--- BEGIN Data shown ---
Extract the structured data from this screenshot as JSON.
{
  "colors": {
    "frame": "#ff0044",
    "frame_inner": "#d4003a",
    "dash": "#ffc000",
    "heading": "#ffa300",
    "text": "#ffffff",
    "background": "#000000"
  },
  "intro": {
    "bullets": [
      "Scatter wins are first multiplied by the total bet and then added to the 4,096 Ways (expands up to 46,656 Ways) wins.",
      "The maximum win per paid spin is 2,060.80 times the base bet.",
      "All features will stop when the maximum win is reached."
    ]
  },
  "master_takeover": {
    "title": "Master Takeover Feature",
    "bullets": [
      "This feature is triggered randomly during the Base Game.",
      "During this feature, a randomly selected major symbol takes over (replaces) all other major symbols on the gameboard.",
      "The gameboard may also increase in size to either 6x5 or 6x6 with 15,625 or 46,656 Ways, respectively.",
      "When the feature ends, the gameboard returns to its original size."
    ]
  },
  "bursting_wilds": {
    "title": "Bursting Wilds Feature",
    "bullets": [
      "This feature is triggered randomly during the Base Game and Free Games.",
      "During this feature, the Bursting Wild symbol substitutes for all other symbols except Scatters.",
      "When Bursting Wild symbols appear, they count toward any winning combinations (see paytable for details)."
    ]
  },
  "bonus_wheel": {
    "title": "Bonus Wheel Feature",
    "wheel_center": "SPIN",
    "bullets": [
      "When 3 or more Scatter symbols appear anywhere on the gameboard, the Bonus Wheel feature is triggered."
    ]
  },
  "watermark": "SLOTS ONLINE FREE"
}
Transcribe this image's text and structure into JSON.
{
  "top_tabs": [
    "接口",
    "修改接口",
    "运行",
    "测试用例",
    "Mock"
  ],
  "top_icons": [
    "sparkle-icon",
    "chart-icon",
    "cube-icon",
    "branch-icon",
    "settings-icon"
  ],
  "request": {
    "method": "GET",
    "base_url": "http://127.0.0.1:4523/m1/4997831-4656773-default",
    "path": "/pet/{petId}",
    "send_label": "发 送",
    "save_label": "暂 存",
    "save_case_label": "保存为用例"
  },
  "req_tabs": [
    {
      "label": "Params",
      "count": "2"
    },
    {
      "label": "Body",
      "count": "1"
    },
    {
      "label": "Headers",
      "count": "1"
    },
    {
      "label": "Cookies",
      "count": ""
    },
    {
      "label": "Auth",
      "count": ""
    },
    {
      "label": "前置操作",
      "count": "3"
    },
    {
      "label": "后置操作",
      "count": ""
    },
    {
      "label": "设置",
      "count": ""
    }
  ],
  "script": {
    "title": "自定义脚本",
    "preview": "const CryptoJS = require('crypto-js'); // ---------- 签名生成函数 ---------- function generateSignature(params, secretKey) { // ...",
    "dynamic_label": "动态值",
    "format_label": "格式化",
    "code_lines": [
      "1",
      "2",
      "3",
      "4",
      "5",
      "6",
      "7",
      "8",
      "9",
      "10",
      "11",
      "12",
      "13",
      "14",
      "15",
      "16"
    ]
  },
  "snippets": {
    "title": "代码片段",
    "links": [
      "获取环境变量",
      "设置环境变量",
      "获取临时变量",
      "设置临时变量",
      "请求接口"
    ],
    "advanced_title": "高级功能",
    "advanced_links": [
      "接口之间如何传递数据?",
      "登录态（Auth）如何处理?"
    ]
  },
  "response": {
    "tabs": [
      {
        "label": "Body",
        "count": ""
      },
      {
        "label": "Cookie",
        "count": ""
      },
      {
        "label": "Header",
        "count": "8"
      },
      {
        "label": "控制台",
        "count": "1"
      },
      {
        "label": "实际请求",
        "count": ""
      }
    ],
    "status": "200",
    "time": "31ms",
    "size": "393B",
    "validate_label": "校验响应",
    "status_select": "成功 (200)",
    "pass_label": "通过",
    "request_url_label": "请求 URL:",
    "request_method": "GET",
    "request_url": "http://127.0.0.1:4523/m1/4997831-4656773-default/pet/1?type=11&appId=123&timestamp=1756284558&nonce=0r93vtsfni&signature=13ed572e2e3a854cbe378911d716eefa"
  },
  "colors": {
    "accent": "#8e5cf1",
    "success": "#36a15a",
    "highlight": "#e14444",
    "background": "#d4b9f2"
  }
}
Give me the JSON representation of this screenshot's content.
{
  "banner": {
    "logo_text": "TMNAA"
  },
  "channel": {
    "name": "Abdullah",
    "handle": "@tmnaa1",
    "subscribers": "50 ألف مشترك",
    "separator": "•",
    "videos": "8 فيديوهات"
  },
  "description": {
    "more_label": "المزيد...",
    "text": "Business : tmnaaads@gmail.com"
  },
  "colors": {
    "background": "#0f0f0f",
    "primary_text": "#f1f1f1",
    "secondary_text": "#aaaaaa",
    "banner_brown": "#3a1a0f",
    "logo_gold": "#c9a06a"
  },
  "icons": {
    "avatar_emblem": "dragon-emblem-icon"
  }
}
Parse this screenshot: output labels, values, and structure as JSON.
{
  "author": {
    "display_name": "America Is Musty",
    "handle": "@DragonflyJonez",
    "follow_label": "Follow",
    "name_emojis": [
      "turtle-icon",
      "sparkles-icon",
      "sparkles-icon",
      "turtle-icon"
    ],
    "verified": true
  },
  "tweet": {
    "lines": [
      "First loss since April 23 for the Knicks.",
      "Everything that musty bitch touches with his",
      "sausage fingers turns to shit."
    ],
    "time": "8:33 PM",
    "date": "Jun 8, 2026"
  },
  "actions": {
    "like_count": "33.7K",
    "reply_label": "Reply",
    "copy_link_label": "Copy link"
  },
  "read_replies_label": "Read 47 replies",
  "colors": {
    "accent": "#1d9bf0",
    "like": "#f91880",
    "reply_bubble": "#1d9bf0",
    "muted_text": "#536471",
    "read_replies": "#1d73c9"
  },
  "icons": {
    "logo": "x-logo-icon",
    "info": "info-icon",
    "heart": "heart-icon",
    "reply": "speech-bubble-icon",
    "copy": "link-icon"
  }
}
--- END Data shown ---
What to produce
All of the material above needs to be retyped word for word.

Final answer
Extract the structured data from this screenshot as JSON.
{
  "colors": {
    "frame": "#ff0044",
    "frame_inner": "#d4003a",
    "dash": "#ffc000",
    "heading": "#ffa300",
    "text": "#ffffff",
    "background": "#000000"
  },
  "intro": {
    "bullets": [
      "Scatter wins are first multiplied by the total bet and then added to the 4,096 Ways (expands up to 46,656 Ways) wins.",
      "The maximum win per paid spin is 2,060.80 times the base bet.",
      "All features will stop when the maximum win is reached."
    ]
  },
  "master_takeover": {
    "title": "Master Takeover Feature",
    "bullets": [
      "This feature is triggered randomly during the Base Game.",
      "During this feature, a randomly selected major symbol takes over (replaces) all other major symbols on the gameboard.",
      "The gameboard may also increase in size to either 6x5 or 6x6 with 15,625 or 46,656 Ways, respectively.",
      "When the feature ends, the gameboard returns to its original size."
    ]
  },
  "bursting_wilds": {
    "title": "Bursting Wilds Feature",
    "bullets": [
      "This feature is triggered randomly during the Base Game and Free Games.",
      "During this feature, the Bursting Wild symbol substitutes for all other symbols except Scatters.",
      "When Bursting Wild symbols appear, they count toward any winning combinations (see paytable for details)."
    ]
  },
  "bonus_wheel": {
    "title": "Bonus Wheel Feature",
    "wheel_center": "SPIN",
    "bullets": [
      "When 3 or more Scatter symbols appear anywhere on the gameboard, the Bonus Wheel feature is triggered."
    ]
  },
  "watermark": "SLOTS ONLINE FREE"
}
Transcribe this image's text and structure into JSON.
{
  "top_tabs": [
    "接口",
    "修改接口",
    "运行",
    "测试用例",
    "Mock"
  ],
  "top_icons": [
    "sparkle-icon",
    "chart-icon",
    "cube-icon",
    "branch-icon",
    "settings-icon"
  ],
  "request": {
    "method": "GET",
    "base_url": "http://127.0.0.1:4523/m1/4997831-4656773-default",
    "path": "/pet/{petId}",
    "send_label": "发 送",
    "save_label": "暂 存",
    "save_case_label": "保存为用例"
  },
  "req_tabs": [
    {
      "label": "Params",
      "count": "2"
    },
    {
      "label": "Body",
      "count": "1"
    },
    {
      "label": "Headers",
      "count": "1"
    },
    {
      "label": "Cookies",
      "count": ""
    },
    {
      "label": "Auth",
      "count": ""
    },
    {
      "label": "前置操作",
      "count": "3"
    },
    {
      "label": "后置操作",
      "count": ""
    },
    {
      "label": "设置",
      "count": ""
    }
  ],
  "script": {
    "title": "自定义脚本",
    "preview": "const CryptoJS = require('crypto-js'); // ---------- 签名生成函数 ---------- function generateSignature(params, secretKey) { // ...",
    "dynamic_label": "动态值",
    "format_label": "格式化",
    "code_lines": [
      "1",
      "2",
      "3",
      "4",
      "5",
      "6",
      "7",
      "8",
      "9",
      "10",
      "11",
      "12",
      "13",
      "14",
      "15",
      "16"
    ]
  },
  "snippets": {
    "title": "代码片段",
    "links": [
      "获取环境变量",
      "设置环境变量",
      "获取临时变量",
      "设置临时变量",
      "请求接口"
    ],
    "advanced_title": "高级功能",
    "advanced_links": [
      "接口之间如何传递数据?",
      "登录态（Auth）如何处理?"
    ]
  },
  "response": {
    "tabs": [
      {
        "label": "Body",
        "count": ""
      },
      {
        "label": "Cookie",
        "count": ""
      },
      {
        "label": "Header",
        "count": "8"
      },
      {
        "label": "控制台",
        "count": "1"
      },
      {
        "label": "实际请求",
        "count": ""
      }
    ],
    "status": "200",
    "time": "31ms",
    "size": "393B",
    "validate_label": "校验响应",
    "status_select": "成功 (200)",
    "pass_label": "通过",
    "request_url_label": "请求 URL:",
    "request_method": "GET",
    "request_url": "http://127.0.0.1:4523/m1/4997831-4656773-default/pet/1?type=11&appId=123&timestamp=1756284558&nonce=0r93vtsfni&signature=13ed572e2e3a854cbe378911d716eefa"
  },
  "colors": {
    "accent": "#8e5cf1",
    "success": "#36a15a",
    "highlight": "#e14444",
    "background": "#d4b9f2"
  }
}
Give me the JSON representation of this screenshot's content.
{
  "banner": {
    "logo_text": "TMNAA"
  },
  "channel": {
    "name": "Abdullah",
    "handle": "@tmnaa1",
    "subscribers": "50 ألف مشترك",
    "separator": "•",
    "videos": "8 فيديوهات"
  },
  "description": {
    "more_label": "المزيد...",
    "text": "Business : tmnaaads@gmail.com"
  },
  "colors": {
    "background": "#0f0f0f",
    "primary_text": "#f1f1f1",
    "secondary_text": "#aaaaaa",
    "banner_brown": "#3a1a0f",
    "logo_gold": "#c9a06a"
  },
  "icons": {
    "avatar_emblem": "dragon-emblem-icon"
  }
}
Parse this screenshot: output labels, values, and structure as JSON.
{
  "author": {
    "display_name": "America Is Musty",
    "handle": "@DragonflyJonez",
    "follow_label": "Follow",
    "name_emojis": [
      "turtle-icon",
      "sparkles-icon",
      "sparkles-icon",
      "turtle-icon"
    ],
    "verified": true
  },
  "tweet": {
    "lines": [
      "First loss since April 23 for the Knicks.",
      "Everything that musty bitch touches with his",
      "sausage fingers turns to shit."
    ],
    "time": "8:33 PM",
    "date": "Jun 8, 2026"
  },
  "actions": {
    "like_count": "33.7K",
    "reply_label": "Reply",
    "copy_link_label": "Copy link"
  },
  "read_replies_label": "Read 47 replies",
  "colors": {
    "accent": "#1d9bf0",
    "like": "#f91880",
    "reply_bubble": "#1d9bf0",
    "muted_text": "#536471",
    "read_replies": "#1d73c9"
  },
  "icons": {
    "logo": "x-logo-icon",
    "info": "info-icon",
    "heart": "heart-icon",
    "reply": "speech-bubble-icon",
    "copy": "link-icon"
  }
}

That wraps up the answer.